■ TASK PROMPT:
The entries are to be reproduced verbatim, and their pictures left out.

[Records drawn from a dataset]
*** Begin section ***
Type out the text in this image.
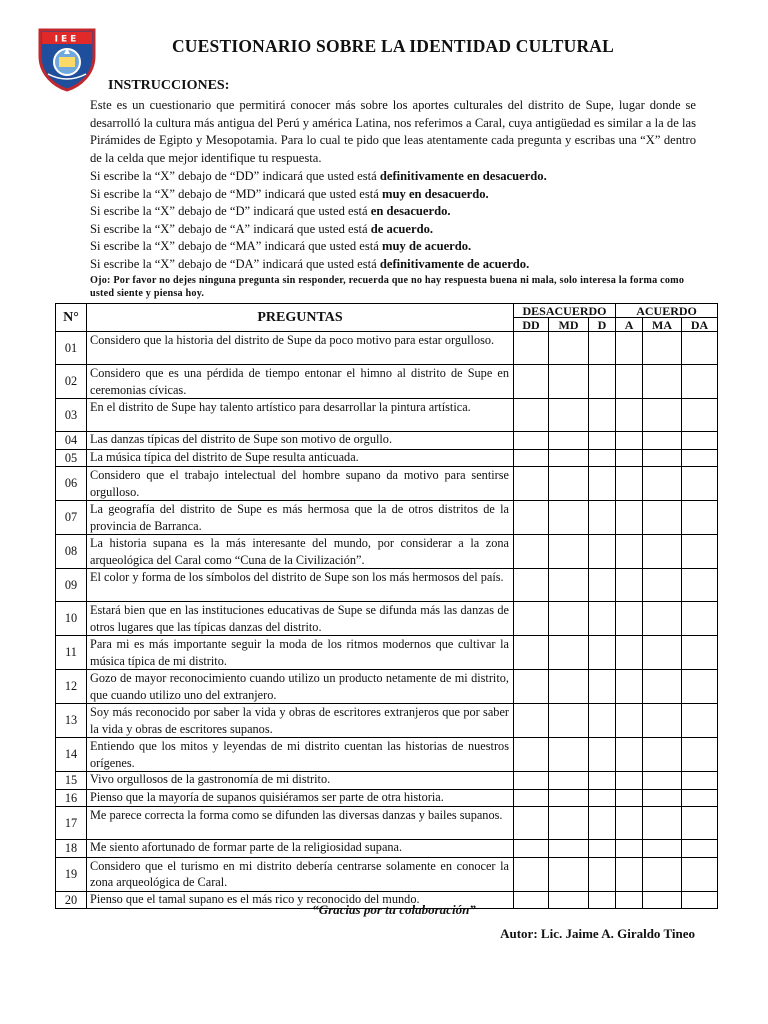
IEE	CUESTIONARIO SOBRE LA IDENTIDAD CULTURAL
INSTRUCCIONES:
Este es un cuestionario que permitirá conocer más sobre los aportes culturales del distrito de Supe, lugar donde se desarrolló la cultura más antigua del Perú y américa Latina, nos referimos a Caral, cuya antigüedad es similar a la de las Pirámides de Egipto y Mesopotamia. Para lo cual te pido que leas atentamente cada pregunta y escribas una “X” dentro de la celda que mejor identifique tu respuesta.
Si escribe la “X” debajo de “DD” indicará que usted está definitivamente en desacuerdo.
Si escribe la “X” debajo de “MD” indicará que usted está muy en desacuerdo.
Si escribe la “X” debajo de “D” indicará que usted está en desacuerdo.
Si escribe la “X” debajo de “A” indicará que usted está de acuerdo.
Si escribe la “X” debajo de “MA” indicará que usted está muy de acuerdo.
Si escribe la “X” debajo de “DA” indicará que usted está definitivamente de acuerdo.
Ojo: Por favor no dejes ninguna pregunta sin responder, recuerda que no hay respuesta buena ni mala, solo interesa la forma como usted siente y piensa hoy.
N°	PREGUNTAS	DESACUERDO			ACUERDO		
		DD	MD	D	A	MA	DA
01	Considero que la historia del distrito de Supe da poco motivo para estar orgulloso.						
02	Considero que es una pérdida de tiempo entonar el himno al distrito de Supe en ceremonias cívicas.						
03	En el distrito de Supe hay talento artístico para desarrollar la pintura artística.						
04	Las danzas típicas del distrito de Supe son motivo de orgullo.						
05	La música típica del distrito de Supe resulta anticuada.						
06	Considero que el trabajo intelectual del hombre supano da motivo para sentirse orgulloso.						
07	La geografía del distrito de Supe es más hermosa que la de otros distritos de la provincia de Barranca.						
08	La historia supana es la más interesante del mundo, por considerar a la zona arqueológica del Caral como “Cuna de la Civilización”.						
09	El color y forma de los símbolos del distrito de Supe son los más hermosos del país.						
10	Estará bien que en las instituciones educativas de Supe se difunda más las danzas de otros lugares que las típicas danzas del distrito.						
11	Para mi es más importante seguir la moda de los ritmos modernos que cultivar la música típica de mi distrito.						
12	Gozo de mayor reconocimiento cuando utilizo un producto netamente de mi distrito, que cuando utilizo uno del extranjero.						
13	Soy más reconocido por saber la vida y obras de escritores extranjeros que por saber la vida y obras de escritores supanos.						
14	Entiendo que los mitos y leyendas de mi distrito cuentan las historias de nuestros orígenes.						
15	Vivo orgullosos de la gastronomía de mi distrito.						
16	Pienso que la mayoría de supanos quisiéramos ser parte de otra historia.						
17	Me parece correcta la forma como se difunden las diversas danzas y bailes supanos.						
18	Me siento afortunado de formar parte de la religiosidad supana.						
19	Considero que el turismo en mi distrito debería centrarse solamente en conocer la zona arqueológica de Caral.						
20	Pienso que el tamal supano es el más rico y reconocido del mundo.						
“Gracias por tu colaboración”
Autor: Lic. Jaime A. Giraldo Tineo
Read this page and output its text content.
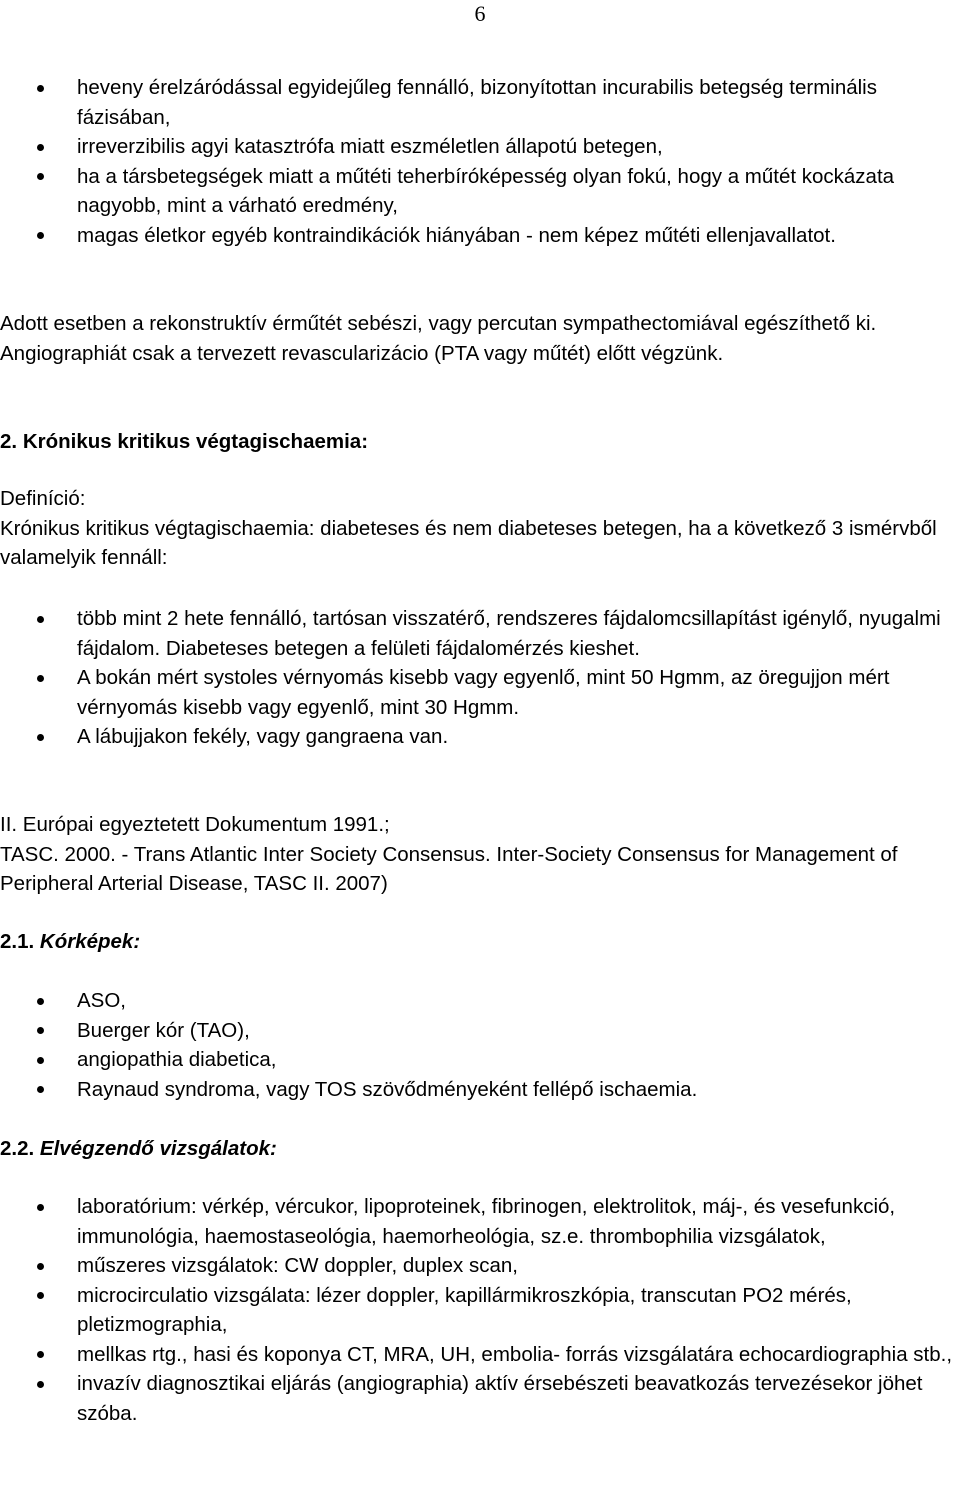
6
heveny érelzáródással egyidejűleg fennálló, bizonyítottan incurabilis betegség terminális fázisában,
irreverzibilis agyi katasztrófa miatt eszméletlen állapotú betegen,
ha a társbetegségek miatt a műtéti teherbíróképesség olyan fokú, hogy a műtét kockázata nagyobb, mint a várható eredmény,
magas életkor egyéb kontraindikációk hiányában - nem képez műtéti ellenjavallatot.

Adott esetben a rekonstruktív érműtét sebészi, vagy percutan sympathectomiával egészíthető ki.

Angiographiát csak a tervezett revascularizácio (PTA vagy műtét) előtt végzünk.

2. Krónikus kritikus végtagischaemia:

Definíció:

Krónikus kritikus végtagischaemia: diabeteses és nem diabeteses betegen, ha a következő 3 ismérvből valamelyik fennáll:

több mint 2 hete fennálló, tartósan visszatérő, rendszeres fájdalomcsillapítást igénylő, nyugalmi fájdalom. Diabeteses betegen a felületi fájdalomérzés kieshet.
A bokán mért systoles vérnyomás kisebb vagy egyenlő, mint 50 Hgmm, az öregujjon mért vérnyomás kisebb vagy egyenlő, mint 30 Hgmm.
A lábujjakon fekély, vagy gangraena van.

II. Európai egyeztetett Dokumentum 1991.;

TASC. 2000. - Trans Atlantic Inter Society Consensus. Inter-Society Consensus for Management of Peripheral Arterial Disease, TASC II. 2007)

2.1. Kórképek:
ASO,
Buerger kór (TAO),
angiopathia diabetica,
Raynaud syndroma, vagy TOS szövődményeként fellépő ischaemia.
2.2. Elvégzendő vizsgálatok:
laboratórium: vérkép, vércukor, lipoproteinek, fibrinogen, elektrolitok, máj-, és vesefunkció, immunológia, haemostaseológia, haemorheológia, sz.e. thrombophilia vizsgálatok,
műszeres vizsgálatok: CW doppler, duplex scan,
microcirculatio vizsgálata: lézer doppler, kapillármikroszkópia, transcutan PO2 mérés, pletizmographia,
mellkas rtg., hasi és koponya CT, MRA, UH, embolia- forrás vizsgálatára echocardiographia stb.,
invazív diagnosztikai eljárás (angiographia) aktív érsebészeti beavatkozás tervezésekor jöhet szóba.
*** End section ***
■ TASK RESPONSE:
Type out the text in this image.
IEE	CUESTIONARIO SOBRE LA IDENTIDAD CULTURAL
INSTRUCCIONES:
Este es un cuestionario que permitirá conocer más sobre los aportes culturales del distrito de Supe, lugar donde se desarrolló la cultura más antigua del Perú y américa Latina, nos referimos a Caral, cuya antigüedad es similar a la de las Pirámides de Egipto y Mesopotamia. Para lo cual te pido que leas atentamente cada pregunta y escribas una “X” dentro de la celda que mejor identifique tu respuesta.
Si escribe la “X” debajo de “DD” indicará que usted está definitivamente en desacuerdo.
Si escribe la “X” debajo de “MD” indicará que usted está muy en desacuerdo.
Si escribe la “X” debajo de “D” indicará que usted está en desacuerdo.
Si escribe la “X” debajo de “A” indicará que usted está de acuerdo.
Si escribe la “X” debajo de “MA” indicará que usted está muy de acuerdo.
Si escribe la “X” debajo de “DA” indicará que usted está definitivamente de acuerdo.
Ojo: Por favor no dejes ninguna pregunta sin responder, recuerda que no hay respuesta buena ni mala, solo interesa la forma como usted siente y piensa hoy.
N°	PREGUNTAS	DESACUERDO			ACUERDO		
		DD	MD	D	A	MA	DA
01	Considero que la historia del distrito de Supe da poco motivo para estar orgulloso.						
02	Considero que es una pérdida de tiempo entonar el himno al distrito de Supe en ceremonias cívicas.						
03	En el distrito de Supe hay talento artístico para desarrollar la pintura artística.						
04	Las danzas típicas del distrito de Supe son motivo de orgullo.						
05	La música típica del distrito de Supe resulta anticuada.						
06	Considero que el trabajo intelectual del hombre supano da motivo para sentirse orgulloso.						
07	La geografía del distrito de Supe es más hermosa que la de otros distritos de la provincia de Barranca.						
08	La historia supana es la más interesante del mundo, por considerar a la zona arqueológica del Caral como “Cuna de la Civilización”.						
09	El color y forma de los símbolos del distrito de Supe son los más hermosos del país.						
10	Estará bien que en las instituciones educativas de Supe se difunda más las danzas de otros lugares que las típicas danzas del distrito.						
11	Para mi es más importante seguir la moda de los ritmos modernos que cultivar la música típica de mi distrito.						
12	Gozo de mayor reconocimiento cuando utilizo un producto netamente de mi distrito, que cuando utilizo uno del extranjero.						
13	Soy más reconocido por saber la vida y obras de escritores extranjeros que por saber la vida y obras de escritores supanos.						
14	Entiendo que los mitos y leyendas de mi distrito cuentan las historias de nuestros orígenes.						
15	Vivo orgullosos de la gastronomía de mi distrito.						
16	Pienso que la mayoría de supanos quisiéramos ser parte de otra historia.						
17	Me parece correcta la forma como se difunden las diversas danzas y bailes supanos.						
18	Me siento afortunado de formar parte de la religiosidad supana.						
19	Considero que el turismo en mi distrito debería centrarse solamente en conocer la zona arqueológica de Caral.						
20	Pienso que el tamal supano es el más rico y reconocido del mundo.						
“Gracias por tu colaboración”
Autor: Lic. Jaime A. Giraldo Tineo
Read this page and output its text content.
6
heveny érelzáródással egyidejűleg fennálló, bizonyítottan incurabilis betegség terminális fázisában,
irreverzibilis agyi katasztrófa miatt eszméletlen állapotú betegen,
ha a társbetegségek miatt a műtéti teherbíróképesség olyan fokú, hogy a műtét kockázata nagyobb, mint a várható eredmény,
magas életkor egyéb kontraindikációk hiányában - nem képez műtéti ellenjavallatot.

Adott esetben a rekonstruktív érműtét sebészi, vagy percutan sympathectomiával egészíthető ki.

Angiographiát csak a tervezett revascularizácio (PTA vagy műtét) előtt végzünk.

2. Krónikus kritikus végtagischaemia:

Definíció:

Krónikus kritikus végtagischaemia: diabeteses és nem diabeteses betegen, ha a következő 3 ismérvből valamelyik fennáll:

több mint 2 hete fennálló, tartósan visszatérő, rendszeres fájdalomcsillapítást igénylő, nyugalmi fájdalom. Diabeteses betegen a felületi fájdalomérzés kieshet.
A bokán mért systoles vérnyomás kisebb vagy egyenlő, mint 50 Hgmm, az öregujjon mért vérnyomás kisebb vagy egyenlő, mint 30 Hgmm.
A lábujjakon fekély, vagy gangraena van.

II. Európai egyeztetett Dokumentum 1991.;

TASC. 2000. - Trans Atlantic Inter Society Consensus. Inter-Society Consensus for Management of Peripheral Arterial Disease, TASC II. 2007)

2.1. Kórképek:
ASO,
Buerger kór (TAO),
angiopathia diabetica,
Raynaud syndroma, vagy TOS szövődményeként fellépő ischaemia.
2.2. Elvégzendő vizsgálatok:
laboratórium: vérkép, vércukor, lipoproteinek, fibrinogen, elektrolitok, máj-, és vesefunkció, immunológia, haemostaseológia, haemorheológia, sz.e. thrombophilia vizsgálatok,
műszeres vizsgálatok: CW doppler, duplex scan,
microcirculatio vizsgálata: lézer doppler, kapillármikroszkópia, transcutan PO2 mérés, pletizmographia,
mellkas rtg., hasi és koponya CT, MRA, UH, embolia- forrás vizsgálatára echocardiographia stb.,
invazív diagnosztikai eljárás (angiographia) aktív érsebészeti beavatkozás tervezésekor jöhet szóba.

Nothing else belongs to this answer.